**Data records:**
>> start

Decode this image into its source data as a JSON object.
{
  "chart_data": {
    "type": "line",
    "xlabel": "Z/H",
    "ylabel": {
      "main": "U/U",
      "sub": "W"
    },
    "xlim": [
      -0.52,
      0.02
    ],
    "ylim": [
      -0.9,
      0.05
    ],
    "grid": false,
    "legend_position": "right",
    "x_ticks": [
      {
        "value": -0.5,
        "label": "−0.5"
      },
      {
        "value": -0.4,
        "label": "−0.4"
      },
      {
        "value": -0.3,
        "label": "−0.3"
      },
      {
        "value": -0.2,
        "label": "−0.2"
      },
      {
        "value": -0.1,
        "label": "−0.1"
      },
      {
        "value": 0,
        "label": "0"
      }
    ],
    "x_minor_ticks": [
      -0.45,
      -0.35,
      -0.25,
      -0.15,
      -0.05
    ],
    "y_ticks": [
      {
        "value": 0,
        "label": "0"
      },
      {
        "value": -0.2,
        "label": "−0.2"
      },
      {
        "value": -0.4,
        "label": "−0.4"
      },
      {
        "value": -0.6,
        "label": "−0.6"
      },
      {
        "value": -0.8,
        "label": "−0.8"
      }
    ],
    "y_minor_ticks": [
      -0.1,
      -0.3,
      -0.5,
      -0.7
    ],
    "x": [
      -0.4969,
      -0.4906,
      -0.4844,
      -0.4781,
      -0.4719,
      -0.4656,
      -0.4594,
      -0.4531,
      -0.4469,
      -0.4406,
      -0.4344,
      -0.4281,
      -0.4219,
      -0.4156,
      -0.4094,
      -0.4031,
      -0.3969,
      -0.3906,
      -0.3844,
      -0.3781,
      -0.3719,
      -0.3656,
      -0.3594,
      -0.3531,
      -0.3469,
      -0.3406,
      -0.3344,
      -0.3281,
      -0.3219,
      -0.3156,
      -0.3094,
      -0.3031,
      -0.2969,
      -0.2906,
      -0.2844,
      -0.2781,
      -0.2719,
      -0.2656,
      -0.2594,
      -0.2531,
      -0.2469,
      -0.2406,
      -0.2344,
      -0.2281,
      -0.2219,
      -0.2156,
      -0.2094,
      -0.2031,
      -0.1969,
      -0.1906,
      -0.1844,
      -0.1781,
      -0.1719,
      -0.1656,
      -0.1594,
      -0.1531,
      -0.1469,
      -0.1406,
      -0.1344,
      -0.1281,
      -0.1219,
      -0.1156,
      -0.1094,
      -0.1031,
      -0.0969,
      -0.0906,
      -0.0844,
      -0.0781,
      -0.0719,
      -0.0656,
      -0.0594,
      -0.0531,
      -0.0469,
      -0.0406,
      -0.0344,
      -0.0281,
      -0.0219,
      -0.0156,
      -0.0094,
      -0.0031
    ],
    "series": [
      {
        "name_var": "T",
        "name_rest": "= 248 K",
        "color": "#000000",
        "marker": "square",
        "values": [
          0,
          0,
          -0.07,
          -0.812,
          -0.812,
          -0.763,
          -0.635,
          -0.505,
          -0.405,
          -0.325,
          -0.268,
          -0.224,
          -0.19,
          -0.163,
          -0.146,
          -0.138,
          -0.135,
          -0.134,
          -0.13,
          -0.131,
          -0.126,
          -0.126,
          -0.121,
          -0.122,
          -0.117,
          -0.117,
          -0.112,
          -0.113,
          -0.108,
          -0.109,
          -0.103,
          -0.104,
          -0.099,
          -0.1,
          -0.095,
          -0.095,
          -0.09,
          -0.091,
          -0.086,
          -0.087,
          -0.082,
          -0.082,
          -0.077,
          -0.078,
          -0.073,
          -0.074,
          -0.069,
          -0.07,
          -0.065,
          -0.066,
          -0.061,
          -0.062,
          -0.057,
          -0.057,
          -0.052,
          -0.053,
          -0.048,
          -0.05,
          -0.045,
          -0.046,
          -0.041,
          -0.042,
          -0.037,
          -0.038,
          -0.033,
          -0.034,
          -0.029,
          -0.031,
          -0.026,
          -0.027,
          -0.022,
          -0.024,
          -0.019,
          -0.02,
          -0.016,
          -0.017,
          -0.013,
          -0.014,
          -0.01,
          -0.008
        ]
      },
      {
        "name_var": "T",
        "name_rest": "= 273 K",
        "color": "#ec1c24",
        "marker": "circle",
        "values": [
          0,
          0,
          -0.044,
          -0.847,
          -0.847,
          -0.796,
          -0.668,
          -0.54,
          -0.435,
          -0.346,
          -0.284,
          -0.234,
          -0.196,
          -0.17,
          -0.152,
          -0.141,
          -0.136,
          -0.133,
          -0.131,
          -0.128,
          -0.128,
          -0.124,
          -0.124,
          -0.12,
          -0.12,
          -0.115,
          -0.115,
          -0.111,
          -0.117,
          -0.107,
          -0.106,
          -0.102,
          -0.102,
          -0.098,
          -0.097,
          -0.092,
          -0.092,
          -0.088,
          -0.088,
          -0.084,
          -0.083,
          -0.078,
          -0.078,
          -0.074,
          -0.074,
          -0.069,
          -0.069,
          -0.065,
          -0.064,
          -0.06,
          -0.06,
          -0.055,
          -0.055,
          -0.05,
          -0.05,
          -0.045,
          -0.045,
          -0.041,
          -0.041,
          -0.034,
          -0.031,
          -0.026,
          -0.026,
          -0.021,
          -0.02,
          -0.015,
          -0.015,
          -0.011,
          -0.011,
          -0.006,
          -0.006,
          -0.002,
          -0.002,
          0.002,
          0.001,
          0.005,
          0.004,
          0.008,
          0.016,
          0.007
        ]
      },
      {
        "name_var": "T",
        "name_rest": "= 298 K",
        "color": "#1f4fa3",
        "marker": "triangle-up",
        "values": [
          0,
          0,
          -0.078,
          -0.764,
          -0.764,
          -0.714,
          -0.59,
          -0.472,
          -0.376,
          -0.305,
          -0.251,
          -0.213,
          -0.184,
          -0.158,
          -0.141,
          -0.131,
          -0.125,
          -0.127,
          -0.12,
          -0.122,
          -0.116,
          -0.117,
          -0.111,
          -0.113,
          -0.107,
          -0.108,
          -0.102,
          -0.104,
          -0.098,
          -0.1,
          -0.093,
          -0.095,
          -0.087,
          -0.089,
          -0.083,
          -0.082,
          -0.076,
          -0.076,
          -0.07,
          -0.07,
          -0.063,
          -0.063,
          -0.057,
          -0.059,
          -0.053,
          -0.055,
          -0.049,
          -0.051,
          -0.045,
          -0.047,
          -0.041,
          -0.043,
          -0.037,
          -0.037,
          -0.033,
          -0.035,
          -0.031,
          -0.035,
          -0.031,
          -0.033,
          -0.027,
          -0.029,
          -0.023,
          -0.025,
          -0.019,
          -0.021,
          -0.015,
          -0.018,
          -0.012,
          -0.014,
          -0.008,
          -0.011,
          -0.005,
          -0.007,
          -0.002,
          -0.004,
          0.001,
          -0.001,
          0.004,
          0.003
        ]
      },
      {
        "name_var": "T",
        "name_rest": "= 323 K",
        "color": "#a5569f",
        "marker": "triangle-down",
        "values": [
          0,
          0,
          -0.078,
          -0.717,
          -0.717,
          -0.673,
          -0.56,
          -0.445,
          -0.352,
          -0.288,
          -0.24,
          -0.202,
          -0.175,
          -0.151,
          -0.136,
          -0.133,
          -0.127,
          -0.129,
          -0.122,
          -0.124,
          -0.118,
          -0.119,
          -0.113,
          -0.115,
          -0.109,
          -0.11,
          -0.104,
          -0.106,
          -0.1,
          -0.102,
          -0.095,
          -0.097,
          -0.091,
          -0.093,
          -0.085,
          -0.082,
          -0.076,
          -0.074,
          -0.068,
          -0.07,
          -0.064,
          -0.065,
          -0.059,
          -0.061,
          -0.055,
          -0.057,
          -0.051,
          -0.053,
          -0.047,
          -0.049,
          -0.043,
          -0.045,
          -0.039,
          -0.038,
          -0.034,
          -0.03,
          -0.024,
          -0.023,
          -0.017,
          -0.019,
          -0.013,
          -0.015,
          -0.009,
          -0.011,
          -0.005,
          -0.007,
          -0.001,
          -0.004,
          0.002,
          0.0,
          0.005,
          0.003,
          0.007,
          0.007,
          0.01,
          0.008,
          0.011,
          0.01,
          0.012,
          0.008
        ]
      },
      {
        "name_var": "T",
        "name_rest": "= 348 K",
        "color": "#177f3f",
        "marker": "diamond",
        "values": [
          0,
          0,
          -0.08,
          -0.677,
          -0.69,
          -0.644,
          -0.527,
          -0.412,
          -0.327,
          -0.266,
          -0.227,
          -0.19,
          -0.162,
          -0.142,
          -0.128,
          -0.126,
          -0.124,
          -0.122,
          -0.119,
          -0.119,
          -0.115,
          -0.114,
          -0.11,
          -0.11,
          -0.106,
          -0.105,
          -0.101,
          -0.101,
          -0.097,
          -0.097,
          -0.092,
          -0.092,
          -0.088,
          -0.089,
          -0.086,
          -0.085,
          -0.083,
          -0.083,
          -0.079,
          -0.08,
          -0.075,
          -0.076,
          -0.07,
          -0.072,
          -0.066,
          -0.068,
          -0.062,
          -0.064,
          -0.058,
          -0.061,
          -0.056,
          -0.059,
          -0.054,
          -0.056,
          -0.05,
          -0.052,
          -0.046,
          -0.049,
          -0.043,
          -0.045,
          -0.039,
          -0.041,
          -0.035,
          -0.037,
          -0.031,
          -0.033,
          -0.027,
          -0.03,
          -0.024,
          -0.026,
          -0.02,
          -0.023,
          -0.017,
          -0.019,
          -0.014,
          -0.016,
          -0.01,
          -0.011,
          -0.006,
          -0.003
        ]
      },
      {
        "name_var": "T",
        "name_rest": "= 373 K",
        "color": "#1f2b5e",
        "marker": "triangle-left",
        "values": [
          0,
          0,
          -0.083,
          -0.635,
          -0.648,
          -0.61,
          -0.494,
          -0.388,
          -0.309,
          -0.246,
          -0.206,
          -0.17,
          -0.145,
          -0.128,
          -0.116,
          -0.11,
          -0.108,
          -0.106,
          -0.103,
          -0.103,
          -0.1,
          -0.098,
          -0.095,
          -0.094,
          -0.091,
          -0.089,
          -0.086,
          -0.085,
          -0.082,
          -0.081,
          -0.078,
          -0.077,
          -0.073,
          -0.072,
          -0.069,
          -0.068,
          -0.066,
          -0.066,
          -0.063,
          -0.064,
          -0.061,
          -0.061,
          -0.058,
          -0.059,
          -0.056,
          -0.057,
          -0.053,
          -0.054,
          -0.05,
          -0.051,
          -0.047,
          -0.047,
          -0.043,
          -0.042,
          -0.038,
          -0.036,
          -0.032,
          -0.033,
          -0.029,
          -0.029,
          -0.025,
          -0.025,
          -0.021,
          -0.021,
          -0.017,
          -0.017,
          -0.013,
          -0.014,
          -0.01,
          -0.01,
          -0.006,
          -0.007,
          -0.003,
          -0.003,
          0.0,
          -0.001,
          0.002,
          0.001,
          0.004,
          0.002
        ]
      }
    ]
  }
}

>> end

**WORK REQUIRED:**
From the entries, copy out each line containing the word "marker".

**PROBLEM SOLUTION:**
        "marker": "square",
        "marker": "circle",
        "marker": "triangle-up",
        "marker": "triangle-down",
        "marker": "diamond",
        "marker": "triangle-left",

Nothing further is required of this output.